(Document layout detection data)
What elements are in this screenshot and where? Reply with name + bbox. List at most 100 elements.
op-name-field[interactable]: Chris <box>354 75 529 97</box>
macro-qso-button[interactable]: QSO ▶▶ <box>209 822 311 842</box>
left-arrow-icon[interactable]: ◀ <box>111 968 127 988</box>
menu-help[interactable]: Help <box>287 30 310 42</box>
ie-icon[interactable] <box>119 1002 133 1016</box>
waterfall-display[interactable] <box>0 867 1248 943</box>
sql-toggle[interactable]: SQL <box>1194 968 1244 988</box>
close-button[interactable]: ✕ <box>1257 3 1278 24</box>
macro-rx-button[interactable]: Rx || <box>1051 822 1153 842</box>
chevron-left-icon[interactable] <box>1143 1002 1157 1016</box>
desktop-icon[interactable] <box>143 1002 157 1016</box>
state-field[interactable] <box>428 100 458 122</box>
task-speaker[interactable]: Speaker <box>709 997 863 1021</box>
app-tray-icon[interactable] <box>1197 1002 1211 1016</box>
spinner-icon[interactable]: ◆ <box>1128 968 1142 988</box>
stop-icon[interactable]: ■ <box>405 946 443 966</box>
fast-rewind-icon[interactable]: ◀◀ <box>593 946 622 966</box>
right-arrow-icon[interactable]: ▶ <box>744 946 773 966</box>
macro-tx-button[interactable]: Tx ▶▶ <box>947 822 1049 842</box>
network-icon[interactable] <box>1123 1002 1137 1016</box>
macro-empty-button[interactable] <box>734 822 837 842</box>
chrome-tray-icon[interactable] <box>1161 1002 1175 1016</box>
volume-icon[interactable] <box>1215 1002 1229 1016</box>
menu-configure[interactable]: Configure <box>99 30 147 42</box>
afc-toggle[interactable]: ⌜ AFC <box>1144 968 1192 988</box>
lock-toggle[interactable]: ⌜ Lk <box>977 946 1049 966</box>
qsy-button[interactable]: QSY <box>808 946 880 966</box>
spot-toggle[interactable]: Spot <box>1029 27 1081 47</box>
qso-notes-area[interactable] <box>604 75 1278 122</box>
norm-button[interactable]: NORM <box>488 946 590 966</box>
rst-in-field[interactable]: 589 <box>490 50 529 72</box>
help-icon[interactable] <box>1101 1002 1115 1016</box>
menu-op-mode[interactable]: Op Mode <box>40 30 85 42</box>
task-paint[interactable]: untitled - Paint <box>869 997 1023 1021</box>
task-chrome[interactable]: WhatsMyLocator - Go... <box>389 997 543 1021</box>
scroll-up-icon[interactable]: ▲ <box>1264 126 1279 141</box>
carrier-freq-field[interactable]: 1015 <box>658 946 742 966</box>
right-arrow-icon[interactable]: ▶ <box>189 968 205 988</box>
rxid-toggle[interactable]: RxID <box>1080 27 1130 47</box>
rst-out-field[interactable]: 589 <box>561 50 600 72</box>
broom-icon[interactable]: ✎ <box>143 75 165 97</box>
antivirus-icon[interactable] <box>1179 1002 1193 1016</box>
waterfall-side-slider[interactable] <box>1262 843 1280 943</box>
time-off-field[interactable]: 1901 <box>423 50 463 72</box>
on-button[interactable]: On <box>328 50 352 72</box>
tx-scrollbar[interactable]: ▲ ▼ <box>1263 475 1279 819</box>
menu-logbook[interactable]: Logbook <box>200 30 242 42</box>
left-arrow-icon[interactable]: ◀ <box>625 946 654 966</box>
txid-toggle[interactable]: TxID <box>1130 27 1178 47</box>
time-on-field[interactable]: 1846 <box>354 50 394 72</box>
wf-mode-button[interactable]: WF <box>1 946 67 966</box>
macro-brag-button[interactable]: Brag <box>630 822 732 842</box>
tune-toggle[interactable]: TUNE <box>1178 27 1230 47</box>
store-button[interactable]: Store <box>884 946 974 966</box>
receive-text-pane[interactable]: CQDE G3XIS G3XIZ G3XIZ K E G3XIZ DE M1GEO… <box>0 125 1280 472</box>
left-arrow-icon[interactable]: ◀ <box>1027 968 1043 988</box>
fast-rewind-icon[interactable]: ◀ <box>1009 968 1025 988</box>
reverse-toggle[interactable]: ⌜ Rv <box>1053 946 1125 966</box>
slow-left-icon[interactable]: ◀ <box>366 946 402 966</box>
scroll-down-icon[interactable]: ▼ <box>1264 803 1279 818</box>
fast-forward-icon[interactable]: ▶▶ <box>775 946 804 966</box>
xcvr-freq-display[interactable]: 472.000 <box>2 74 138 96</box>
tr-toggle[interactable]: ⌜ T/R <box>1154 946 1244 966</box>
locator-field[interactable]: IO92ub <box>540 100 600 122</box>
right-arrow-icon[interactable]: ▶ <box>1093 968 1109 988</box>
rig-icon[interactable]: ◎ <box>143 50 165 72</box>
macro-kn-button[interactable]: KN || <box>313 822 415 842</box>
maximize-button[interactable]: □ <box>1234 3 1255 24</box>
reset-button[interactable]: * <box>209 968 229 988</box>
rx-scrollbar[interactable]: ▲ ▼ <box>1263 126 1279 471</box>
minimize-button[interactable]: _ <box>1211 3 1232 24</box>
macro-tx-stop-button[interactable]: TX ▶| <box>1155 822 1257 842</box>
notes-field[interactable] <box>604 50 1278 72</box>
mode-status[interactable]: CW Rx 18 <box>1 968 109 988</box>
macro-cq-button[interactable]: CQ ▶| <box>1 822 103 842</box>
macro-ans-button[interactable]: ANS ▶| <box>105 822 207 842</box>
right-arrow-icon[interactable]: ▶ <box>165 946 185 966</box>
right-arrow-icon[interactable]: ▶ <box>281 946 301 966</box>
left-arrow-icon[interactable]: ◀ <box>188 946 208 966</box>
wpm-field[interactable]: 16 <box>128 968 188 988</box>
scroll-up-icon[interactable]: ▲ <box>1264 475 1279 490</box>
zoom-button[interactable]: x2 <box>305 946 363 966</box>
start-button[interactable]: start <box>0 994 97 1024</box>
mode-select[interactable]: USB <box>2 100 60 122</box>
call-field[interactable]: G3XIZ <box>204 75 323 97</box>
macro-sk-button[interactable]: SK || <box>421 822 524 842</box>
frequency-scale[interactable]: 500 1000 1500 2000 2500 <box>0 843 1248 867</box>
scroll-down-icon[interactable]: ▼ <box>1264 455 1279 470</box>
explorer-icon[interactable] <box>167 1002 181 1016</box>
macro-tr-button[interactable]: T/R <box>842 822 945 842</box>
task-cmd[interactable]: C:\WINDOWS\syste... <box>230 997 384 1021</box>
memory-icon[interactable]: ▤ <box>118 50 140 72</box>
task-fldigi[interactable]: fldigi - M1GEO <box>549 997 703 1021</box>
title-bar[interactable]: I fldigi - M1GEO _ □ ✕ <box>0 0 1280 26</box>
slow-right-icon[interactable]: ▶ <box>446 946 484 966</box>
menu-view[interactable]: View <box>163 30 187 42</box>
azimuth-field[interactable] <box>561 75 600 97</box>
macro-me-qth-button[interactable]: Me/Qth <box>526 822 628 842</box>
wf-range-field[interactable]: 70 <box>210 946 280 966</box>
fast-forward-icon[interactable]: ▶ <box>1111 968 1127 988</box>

==

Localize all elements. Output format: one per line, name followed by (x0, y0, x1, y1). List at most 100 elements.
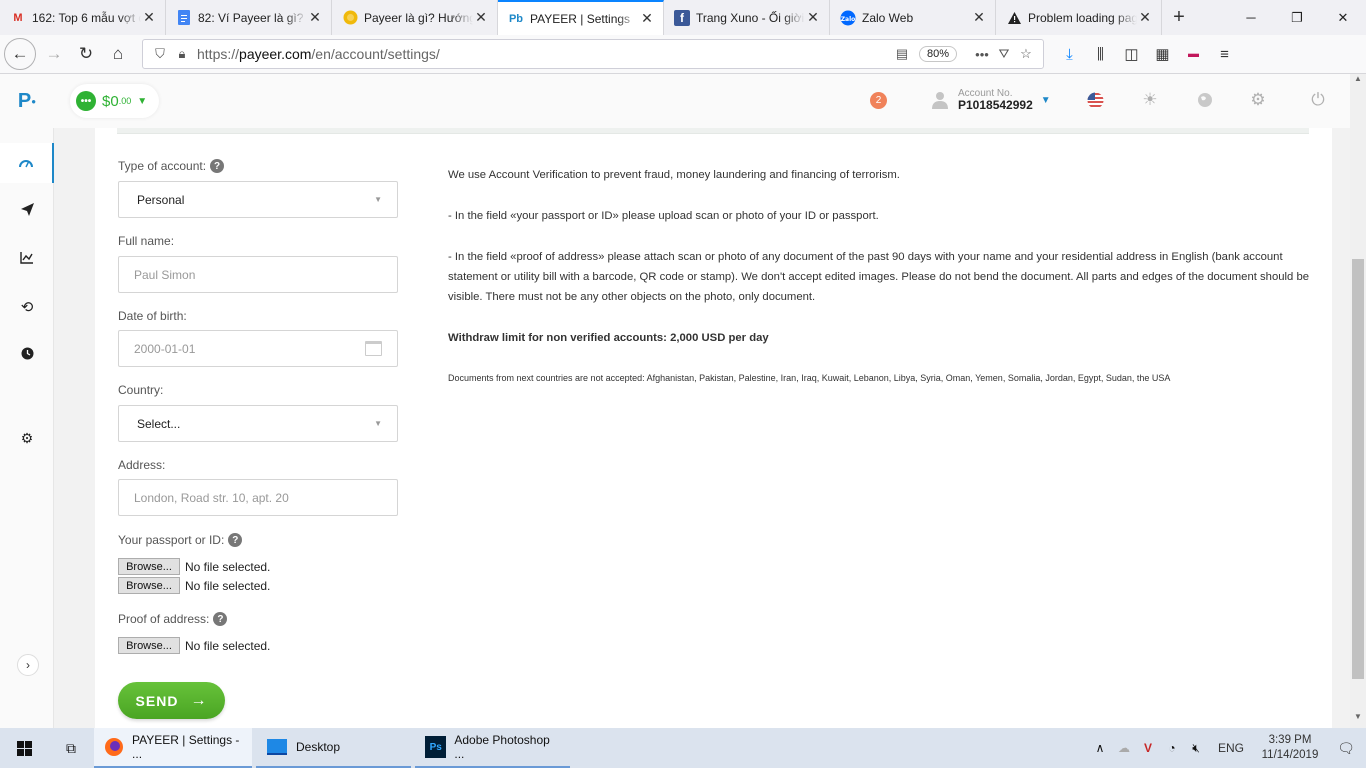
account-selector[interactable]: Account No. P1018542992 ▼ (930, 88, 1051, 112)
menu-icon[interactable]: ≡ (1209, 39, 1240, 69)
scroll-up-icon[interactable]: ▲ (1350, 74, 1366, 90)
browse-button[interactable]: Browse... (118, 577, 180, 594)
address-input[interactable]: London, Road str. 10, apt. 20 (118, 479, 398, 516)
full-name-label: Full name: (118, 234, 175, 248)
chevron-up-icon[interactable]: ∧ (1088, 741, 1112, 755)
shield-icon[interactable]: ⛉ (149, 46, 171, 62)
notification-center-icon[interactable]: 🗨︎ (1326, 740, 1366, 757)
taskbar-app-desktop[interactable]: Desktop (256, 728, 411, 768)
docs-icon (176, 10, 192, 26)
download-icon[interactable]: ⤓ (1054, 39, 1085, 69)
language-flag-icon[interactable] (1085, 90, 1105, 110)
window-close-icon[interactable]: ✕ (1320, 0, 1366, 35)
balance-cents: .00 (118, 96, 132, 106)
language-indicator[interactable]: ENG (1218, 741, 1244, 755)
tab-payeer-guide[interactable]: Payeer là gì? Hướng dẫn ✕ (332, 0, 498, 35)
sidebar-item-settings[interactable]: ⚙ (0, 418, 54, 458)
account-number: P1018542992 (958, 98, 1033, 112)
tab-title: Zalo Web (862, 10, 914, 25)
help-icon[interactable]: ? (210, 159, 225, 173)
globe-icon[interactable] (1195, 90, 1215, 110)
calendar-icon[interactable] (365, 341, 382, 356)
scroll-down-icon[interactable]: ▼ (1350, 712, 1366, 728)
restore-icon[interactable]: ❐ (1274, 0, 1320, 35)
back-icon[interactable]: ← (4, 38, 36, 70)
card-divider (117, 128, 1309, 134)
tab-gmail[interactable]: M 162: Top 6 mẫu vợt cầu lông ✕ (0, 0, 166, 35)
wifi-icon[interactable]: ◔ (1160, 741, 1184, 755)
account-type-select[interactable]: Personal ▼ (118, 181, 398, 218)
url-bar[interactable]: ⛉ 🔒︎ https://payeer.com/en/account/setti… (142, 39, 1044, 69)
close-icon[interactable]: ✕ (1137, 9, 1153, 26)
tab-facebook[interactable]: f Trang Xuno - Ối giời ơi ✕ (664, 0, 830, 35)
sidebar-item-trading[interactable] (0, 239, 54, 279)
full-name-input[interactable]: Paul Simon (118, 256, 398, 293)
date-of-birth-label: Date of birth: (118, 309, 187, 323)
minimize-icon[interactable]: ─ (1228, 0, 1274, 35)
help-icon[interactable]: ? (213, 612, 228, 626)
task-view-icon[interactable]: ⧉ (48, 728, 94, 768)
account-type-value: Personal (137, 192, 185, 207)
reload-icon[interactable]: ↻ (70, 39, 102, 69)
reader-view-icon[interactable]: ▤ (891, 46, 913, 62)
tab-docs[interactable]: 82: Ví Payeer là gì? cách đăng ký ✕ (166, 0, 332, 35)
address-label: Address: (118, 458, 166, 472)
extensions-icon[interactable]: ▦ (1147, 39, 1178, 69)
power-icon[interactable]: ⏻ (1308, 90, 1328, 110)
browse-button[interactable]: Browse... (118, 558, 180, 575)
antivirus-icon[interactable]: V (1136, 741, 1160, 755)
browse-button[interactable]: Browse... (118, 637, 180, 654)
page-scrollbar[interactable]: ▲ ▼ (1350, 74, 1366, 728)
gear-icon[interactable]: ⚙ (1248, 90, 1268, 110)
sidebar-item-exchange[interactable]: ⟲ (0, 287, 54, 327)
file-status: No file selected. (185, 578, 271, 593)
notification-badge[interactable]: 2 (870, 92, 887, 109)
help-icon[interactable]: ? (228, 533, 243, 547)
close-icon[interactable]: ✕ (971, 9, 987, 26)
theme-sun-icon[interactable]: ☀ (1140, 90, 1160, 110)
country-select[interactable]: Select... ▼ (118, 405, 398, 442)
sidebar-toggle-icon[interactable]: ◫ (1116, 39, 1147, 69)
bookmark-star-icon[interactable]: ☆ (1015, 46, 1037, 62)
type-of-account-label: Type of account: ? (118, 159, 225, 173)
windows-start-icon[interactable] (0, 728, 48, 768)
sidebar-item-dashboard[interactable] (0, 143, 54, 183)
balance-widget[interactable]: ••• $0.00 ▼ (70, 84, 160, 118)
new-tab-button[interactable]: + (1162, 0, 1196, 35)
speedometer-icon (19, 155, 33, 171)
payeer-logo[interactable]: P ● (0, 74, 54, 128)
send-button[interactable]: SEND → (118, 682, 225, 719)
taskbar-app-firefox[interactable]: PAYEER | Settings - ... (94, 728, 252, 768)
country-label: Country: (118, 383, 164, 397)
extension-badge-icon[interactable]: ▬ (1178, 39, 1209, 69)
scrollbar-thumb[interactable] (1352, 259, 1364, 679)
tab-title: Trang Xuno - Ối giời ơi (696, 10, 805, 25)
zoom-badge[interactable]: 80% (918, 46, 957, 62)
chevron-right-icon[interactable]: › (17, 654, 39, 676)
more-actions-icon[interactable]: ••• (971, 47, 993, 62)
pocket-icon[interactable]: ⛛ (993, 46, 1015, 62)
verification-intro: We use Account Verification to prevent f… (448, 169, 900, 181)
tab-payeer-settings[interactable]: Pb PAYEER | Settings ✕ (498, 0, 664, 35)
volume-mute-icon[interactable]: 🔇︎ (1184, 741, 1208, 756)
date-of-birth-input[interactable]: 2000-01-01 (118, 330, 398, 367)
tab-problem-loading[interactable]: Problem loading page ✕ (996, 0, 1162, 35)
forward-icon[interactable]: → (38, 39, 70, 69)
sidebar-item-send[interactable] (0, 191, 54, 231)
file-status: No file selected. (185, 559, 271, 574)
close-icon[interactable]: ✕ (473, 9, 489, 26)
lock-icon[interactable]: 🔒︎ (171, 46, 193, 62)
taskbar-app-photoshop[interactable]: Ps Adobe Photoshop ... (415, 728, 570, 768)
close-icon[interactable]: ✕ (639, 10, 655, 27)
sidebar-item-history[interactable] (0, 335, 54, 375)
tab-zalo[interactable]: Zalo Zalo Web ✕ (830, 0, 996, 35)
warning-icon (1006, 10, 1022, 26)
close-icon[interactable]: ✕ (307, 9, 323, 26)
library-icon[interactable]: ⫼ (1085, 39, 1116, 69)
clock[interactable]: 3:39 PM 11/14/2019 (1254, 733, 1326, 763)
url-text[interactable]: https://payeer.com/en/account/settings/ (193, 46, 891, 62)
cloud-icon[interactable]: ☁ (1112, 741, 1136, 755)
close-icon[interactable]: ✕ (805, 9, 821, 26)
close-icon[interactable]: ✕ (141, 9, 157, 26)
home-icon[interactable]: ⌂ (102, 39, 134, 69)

--

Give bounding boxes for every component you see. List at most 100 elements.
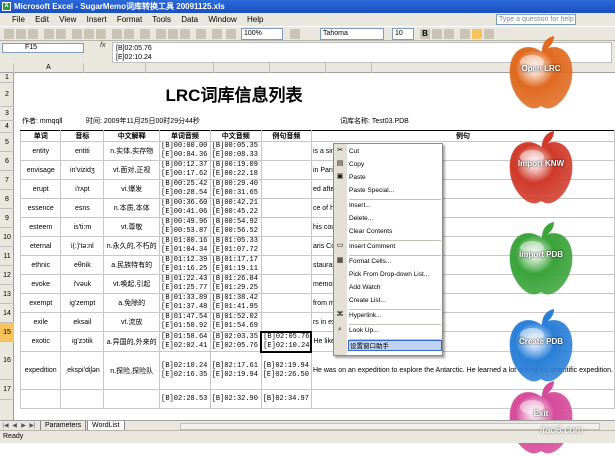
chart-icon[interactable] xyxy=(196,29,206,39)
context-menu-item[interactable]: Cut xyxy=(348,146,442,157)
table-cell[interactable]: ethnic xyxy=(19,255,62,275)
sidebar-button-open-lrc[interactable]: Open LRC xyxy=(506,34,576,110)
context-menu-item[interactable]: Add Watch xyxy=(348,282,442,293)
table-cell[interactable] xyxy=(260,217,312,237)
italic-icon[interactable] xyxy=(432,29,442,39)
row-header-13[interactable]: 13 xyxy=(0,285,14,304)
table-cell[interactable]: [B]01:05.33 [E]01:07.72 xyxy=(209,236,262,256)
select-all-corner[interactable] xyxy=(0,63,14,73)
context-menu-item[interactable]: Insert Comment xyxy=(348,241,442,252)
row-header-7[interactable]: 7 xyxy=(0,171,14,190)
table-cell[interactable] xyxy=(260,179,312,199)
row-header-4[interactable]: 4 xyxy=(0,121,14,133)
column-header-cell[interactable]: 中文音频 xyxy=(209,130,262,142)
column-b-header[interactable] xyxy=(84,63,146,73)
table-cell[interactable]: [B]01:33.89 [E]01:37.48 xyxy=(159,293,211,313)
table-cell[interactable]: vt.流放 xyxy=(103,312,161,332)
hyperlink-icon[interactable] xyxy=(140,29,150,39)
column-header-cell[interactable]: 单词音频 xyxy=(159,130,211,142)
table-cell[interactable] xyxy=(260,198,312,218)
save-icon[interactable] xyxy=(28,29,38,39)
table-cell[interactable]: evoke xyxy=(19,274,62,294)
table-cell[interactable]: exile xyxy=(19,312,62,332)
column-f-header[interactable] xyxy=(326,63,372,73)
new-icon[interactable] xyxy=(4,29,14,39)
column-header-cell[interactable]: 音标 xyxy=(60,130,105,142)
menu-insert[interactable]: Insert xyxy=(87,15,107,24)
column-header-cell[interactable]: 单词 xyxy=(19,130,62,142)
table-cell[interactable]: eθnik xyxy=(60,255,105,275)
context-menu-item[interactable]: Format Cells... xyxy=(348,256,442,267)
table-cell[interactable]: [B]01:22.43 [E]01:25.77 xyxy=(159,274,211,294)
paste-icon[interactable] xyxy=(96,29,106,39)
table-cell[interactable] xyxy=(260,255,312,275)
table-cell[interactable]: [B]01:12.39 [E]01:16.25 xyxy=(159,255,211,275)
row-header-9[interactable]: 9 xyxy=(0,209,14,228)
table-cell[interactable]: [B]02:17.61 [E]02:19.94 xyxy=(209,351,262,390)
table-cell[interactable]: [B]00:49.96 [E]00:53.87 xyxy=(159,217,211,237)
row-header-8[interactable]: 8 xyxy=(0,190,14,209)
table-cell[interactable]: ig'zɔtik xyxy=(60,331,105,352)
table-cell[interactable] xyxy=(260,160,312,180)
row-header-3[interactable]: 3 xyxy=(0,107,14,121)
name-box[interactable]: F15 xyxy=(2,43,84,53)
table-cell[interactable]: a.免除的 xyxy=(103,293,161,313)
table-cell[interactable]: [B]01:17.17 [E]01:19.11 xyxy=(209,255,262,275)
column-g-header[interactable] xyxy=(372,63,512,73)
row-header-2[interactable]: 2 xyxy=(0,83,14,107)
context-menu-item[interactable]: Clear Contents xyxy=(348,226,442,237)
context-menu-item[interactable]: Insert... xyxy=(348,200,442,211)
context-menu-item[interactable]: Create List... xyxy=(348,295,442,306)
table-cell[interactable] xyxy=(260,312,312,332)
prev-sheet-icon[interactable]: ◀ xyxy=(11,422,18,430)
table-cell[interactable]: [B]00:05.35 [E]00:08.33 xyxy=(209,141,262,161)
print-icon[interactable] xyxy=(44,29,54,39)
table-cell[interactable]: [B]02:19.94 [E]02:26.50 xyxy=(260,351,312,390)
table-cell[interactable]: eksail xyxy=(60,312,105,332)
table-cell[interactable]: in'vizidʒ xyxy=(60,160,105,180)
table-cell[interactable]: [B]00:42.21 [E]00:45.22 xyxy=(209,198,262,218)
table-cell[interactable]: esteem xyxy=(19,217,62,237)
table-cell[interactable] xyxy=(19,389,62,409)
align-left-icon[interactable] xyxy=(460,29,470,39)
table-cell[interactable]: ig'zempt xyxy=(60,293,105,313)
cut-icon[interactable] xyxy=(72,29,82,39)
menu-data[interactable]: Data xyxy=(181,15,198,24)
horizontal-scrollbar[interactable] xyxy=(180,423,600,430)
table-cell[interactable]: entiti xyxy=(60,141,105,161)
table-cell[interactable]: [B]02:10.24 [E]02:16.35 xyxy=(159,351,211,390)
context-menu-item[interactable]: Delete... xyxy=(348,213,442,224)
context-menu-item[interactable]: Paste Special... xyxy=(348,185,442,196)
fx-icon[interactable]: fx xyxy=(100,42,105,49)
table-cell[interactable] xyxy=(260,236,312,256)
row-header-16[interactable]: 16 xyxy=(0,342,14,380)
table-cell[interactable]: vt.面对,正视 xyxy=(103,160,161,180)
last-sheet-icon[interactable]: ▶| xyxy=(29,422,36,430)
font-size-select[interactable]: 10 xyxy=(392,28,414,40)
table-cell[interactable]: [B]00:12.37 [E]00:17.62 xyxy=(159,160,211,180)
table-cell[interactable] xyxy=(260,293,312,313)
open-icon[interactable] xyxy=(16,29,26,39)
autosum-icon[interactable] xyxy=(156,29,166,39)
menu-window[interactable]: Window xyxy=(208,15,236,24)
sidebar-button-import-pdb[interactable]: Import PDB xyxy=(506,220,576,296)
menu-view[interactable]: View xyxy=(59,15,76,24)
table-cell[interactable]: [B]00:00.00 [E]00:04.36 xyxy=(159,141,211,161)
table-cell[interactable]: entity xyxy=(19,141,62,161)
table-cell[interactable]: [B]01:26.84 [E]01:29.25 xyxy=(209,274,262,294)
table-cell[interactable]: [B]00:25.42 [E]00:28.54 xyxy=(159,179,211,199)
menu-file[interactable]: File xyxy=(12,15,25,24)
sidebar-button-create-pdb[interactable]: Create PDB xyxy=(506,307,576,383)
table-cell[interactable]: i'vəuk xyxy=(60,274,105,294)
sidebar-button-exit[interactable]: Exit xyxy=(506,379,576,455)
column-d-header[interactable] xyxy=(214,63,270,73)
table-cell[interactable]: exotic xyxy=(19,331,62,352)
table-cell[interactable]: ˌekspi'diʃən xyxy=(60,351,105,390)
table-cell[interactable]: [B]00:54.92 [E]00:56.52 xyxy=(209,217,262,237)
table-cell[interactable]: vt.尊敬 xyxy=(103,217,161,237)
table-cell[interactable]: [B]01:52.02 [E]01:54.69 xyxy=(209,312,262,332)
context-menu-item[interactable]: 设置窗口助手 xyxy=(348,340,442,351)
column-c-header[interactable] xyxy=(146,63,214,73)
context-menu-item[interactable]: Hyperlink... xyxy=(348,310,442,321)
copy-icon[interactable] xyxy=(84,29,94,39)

TASK ITEM:
Where a line of the data holds "label", show that line.

RESULT BELOW:
full-name-label: Full name: (118, 234, 175, 248)
date-of-birth-label: Date of birth: (118, 309, 187, 323)
address-label: Address: (118, 458, 166, 472)
type-of-account-label: Type of account: ? (118, 159, 225, 173)
country-label: Country: (118, 383, 164, 397)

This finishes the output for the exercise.